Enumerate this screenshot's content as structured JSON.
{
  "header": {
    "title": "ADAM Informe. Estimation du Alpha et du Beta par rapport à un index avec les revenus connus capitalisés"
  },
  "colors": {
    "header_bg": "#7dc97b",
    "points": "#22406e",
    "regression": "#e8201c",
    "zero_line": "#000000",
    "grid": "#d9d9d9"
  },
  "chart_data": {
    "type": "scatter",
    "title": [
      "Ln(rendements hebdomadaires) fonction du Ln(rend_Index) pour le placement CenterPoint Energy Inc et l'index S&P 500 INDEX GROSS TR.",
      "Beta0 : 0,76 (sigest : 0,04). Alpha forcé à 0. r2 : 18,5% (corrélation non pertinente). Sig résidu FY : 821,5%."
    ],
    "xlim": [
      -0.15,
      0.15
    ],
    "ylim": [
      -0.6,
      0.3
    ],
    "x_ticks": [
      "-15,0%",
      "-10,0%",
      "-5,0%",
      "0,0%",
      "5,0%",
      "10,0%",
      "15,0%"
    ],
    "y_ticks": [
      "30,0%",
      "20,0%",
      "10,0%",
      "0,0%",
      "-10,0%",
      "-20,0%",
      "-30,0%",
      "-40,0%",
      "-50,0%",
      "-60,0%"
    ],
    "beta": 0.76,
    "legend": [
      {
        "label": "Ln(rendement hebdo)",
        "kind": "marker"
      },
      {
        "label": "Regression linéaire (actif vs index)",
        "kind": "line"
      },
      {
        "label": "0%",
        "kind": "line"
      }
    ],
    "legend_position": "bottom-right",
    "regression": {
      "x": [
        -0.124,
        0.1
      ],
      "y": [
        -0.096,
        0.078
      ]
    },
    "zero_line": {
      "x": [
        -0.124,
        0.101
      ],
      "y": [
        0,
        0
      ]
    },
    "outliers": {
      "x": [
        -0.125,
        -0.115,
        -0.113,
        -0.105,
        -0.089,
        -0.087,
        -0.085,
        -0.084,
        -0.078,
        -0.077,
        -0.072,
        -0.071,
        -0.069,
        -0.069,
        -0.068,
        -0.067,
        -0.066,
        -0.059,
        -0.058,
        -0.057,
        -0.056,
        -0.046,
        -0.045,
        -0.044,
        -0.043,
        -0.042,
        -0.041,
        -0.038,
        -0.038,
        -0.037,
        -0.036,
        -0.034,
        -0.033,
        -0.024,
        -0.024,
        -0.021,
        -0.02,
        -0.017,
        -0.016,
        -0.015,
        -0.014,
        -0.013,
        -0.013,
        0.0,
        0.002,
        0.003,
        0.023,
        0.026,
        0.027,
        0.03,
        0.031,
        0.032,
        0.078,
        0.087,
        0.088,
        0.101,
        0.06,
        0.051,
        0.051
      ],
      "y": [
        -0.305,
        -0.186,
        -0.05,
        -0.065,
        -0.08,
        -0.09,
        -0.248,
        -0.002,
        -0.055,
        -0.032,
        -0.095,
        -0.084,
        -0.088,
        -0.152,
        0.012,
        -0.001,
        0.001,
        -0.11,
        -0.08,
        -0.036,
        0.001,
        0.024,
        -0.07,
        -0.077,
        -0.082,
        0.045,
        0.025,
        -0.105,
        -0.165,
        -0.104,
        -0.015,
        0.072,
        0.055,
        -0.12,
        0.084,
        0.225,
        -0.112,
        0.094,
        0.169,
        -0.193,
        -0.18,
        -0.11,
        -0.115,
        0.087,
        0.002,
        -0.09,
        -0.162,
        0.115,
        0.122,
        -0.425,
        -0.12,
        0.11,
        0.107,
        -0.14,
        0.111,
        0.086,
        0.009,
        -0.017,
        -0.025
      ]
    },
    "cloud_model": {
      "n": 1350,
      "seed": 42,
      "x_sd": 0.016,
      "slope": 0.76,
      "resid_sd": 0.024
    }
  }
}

···

- **PROMPT**
Repeat the material from above exactly, word for word.

- **ANSWER BELOW**
Enumerate this screenshot's content as structured JSON.
{
  "header": {
    "title": "ADAM Informe. Estimation du Alpha et du Beta par rapport à un index avec les revenus connus capitalisés"
  },
  "colors": {
    "header_bg": "#7dc97b",
    "points": "#22406e",
    "regression": "#e8201c",
    "zero_line": "#000000",
    "grid": "#d9d9d9"
  },
  "chart_data": {
    "type": "scatter",
    "title": [
      "Ln(rendements hebdomadaires) fonction du Ln(rend_Index) pour le placement CenterPoint Energy Inc et l'index S&P 500 INDEX GROSS TR.",
      "Beta0 : 0,76 (sigest : 0,04). Alpha forcé à 0. r2 : 18,5% (corrélation non pertinente). Sig résidu FY : 821,5%."
    ],
    "xlim": [
      -0.15,
      0.15
    ],
    "ylim": [
      -0.6,
      0.3
    ],
    "x_ticks": [
      "-15,0%",
      "-10,0%",
      "-5,0%",
      "0,0%",
      "5,0%",
      "10,0%",
      "15,0%"
    ],
    "y_ticks": [
      "30,0%",
      "20,0%",
      "10,0%",
      "0,0%",
      "-10,0%",
      "-20,0%",
      "-30,0%",
      "-40,0%",
      "-50,0%",
      "-60,0%"
    ],
    "beta": 0.76,
    "legend": [
      {
        "label": "Ln(rendement hebdo)",
        "kind": "marker"
      },
      {
        "label": "Regression linéaire (actif vs index)",
        "kind": "line"
      },
      {
        "label": "0%",
        "kind": "line"
      }
    ],
    "legend_position": "bottom-right",
    "regression": {
      "x": [
        -0.124,
        0.1
      ],
      "y": [
        -0.096,
        0.078
      ]
    },
    "zero_line": {
      "x": [
        -0.124,
        0.101
      ],
      "y": [
        0,
        0
      ]
    },
    "outliers": {
      "x": [
        -0.125,
        -0.115,
        -0.113,
        -0.105,
        -0.089,
        -0.087,
        -0.085,
        -0.084,
        -0.078,
        -0.077,
        -0.072,
        -0.071,
        -0.069,
        -0.069,
        -0.068,
        -0.067,
        -0.066,
        -0.059,
        -0.058,
        -0.057,
        -0.056,
        -0.046,
        -0.045,
        -0.044,
        -0.043,
        -0.042,
        -0.041,
        -0.038,
        -0.038,
        -0.037,
        -0.036,
        -0.034,
        -0.033,
        -0.024,
        -0.024,
        -0.021,
        -0.02,
        -0.017,
        -0.016,
        -0.015,
        -0.014,
        -0.013,
        -0.013,
        0.0,
        0.002,
        0.003,
        0.023,
        0.026,
        0.027,
        0.03,
        0.031,
        0.032,
        0.078,
        0.087,
        0.088,
        0.101,
        0.06,
        0.051,
        0.051
      ],
      "y": [
        -0.305,
        -0.186,
        -0.05,
        -0.065,
        -0.08,
        -0.09,
        -0.248,
        -0.002,
        -0.055,
        -0.032,
        -0.095,
        -0.084,
        -0.088,
        -0.152,
        0.012,
        -0.001,
        0.001,
        -0.11,
        -0.08,
        -0.036,
        0.001,
        0.024,
        -0.07,
        -0.077,
        -0.082,
        0.045,
        0.025,
        -0.105,
        -0.165,
        -0.104,
        -0.015,
        0.072,
        0.055,
        -0.12,
        0.084,
        0.225,
        -0.112,
        0.094,
        0.169,
        -0.193,
        -0.18,
        -0.11,
        -0.115,
        0.087,
        0.002,
        -0.09,
        -0.162,
        0.115,
        0.122,
        -0.425,
        -0.12,
        0.11,
        0.107,
        -0.14,
        0.111,
        0.086,
        0.009,
        -0.017,
        -0.025
      ]
    },
    "cloud_model": {
      "n": 1350,
      "seed": 42,
      "x_sd": 0.016,
      "slope": 0.76,
      "resid_sd": 0.024
    }
  }
}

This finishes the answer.